• The task: Note each line where "name" appears, and copy it.

--- Given records ---

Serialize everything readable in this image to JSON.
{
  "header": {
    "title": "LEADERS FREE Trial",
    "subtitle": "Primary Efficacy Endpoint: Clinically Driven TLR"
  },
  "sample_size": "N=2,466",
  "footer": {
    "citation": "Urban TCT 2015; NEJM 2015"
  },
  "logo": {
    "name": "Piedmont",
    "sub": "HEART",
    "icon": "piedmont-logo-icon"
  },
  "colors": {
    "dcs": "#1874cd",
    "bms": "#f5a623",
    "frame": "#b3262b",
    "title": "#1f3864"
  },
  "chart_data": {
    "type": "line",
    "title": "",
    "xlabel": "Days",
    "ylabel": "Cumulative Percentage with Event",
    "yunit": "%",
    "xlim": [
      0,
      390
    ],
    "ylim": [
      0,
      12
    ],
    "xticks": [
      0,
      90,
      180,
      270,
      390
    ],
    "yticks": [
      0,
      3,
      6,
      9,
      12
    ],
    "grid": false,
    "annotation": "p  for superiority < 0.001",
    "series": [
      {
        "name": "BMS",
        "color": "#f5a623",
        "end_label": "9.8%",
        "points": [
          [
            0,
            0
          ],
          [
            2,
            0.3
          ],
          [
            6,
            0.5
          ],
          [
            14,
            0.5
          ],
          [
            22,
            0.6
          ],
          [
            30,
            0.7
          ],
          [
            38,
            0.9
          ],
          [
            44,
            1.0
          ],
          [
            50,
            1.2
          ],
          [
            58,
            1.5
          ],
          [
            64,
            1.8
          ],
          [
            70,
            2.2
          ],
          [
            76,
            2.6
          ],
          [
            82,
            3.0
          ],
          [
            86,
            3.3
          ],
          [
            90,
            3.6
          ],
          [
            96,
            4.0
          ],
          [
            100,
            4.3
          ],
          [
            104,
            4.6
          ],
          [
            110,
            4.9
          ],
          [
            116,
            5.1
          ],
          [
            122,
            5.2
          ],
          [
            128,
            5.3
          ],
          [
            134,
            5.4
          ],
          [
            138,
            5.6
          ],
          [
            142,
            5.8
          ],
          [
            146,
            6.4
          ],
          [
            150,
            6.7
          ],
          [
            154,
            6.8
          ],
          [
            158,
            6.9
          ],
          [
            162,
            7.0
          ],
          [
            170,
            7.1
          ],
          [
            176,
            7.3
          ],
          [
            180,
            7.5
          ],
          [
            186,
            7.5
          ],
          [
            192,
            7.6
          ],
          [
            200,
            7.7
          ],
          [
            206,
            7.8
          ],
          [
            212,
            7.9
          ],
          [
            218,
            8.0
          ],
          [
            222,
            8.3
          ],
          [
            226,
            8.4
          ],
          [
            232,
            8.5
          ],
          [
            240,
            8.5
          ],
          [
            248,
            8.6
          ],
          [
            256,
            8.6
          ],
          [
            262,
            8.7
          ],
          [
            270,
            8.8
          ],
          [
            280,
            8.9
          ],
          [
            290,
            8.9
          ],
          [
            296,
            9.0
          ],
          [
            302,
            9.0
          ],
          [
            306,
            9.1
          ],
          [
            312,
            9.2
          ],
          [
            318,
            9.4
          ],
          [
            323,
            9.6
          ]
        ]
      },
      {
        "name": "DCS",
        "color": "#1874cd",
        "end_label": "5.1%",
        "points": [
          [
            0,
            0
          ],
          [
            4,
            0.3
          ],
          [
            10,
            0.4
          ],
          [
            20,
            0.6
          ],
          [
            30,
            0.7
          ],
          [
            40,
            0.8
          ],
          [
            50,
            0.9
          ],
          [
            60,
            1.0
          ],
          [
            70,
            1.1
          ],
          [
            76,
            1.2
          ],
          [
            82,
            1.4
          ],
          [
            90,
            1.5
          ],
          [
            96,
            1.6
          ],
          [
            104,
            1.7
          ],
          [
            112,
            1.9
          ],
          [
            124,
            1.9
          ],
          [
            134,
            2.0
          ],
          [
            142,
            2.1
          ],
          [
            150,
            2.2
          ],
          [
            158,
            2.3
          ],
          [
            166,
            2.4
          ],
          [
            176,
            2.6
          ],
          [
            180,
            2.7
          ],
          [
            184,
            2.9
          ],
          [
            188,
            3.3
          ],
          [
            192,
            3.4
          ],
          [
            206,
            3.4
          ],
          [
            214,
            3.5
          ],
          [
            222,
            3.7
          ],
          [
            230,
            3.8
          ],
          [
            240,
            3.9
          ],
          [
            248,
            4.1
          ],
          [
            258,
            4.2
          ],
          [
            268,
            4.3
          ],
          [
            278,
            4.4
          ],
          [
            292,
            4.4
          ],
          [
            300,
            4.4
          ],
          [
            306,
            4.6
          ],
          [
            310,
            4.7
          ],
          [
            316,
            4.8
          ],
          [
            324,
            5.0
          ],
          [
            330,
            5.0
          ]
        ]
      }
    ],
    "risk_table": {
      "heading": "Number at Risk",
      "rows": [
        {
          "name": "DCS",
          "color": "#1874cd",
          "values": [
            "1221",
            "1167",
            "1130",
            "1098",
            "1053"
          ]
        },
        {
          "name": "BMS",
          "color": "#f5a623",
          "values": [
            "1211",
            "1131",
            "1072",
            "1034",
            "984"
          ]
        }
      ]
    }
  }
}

---

• Task result:
    "name": "Piedmont",
        "name": "BMS",
        "name": "DCS",
          "name": "DCS",
          "name": "BMS",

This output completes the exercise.